- _Serie di compiti_
a – Riscrivi il passo dell'articolo sulla legge toscana da "town meeting" fino a "Carta della Partecipazione." compreso, rinominando "Cantieri Animati" in "Cantieri Aperti".
b – Le seguenti affermazioni concordano con l'articolo sulla legge toscana? (i) La legge ha reso obbligatorio il dibattito pubblico per opere di valore superiore a 50 milioni di euro. (ii) La legge ha avuto tre versioni. (iii) Chiara Pignaris è attualmente presidente dell'AIP2. Per ciascuna rispondi sì o no e cita le parole decisive.

- _Articolo_
La legge toscana sulla partecipazione, un’esperienza all’avanguardia

Chiara Pignaris, esperta di percorsi partecipativi, racconta in quest’intervista le caratteristiche, i pregi e gli aspetti critici di una legge che ha reso il dibattito pubblico obbligatorio per opere di un valore superiore a 50 milioni di euro e ha permesso la realizzazione, dal 2007 ad oggi, di oltre 200 percorsi partecipati per piccoli interventi sparsi sul territorio. ()
town meeting
Chiara Pignaris, dopo un’esperienza come Responsabile del Progetto Quartieri e Partecipazione del Comune della Spezia, ha fondato Cantieri Animati e negli ultimi vent’anni ha condotto centinaia di percorsi di coinvolgimento e di formazione on the job per enti pubblici e soggetti privati, sperimentando diverse metodologie dialogico-deliberative e tecniche di gestione dei conflitti. È stata socia fondatrice dell’Associazione italiana per la Partecipazione Pubblica (AIP2), di cui è attualmente presidente, e promotrice della Carta della Partecipazione.


Dott.ssa Pignaris, la Legge della Regione toscana sulla partecipazione ha avuto due versioni, la prima nel 2007 e l’ultima nel 2013. Lei ha fatto parte del gruppo di esperti che sin dall’inizio ha seguito la formazione della legge. Può raccontare quest’esperienza?

- _Sezione dati_

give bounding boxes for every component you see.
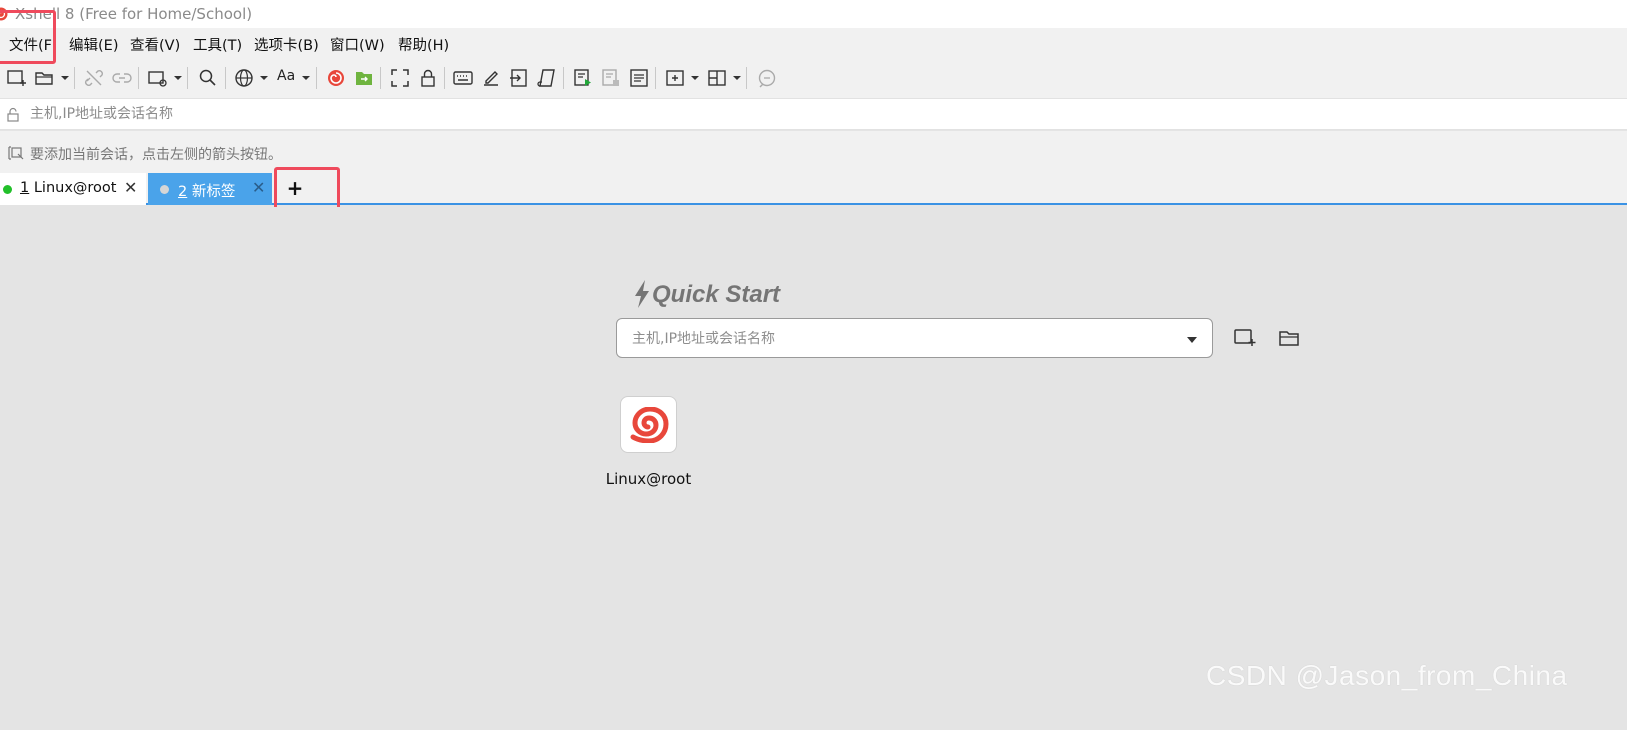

- _Risposte per compito_
a –
town meeting
Chiara Pignaris, dopo un’esperienza come Responsabile del Progetto Quartieri e Partecipazione del Comune della Spezia, ha fondato Cantieri Aperti e negli ultimi vent’anni ha condotto centinaia di percorsi di coinvolgimento e di formazione on the job per enti pubblici e soggetti privati, sperimentando diverse metodologie dialogico-deliberative e tecniche di gestione dei conflitti. È stata socia fondatrice dell’Associazione italiana per la Partecipazione Pubblica (AIP2), di cui è attualmente presidente, e promotrice della Carta della Partecipazione.

b –
(i) Sì: "ha reso il dibattito pubblico obbligatorio per opere di un valore superiore a 50 milioni di euro".
(ii) No: "ha avuto due versioni, la prima nel 2007 e l’ultima nel 2013".
(iii) Sì: "di cui è attualmente presidente".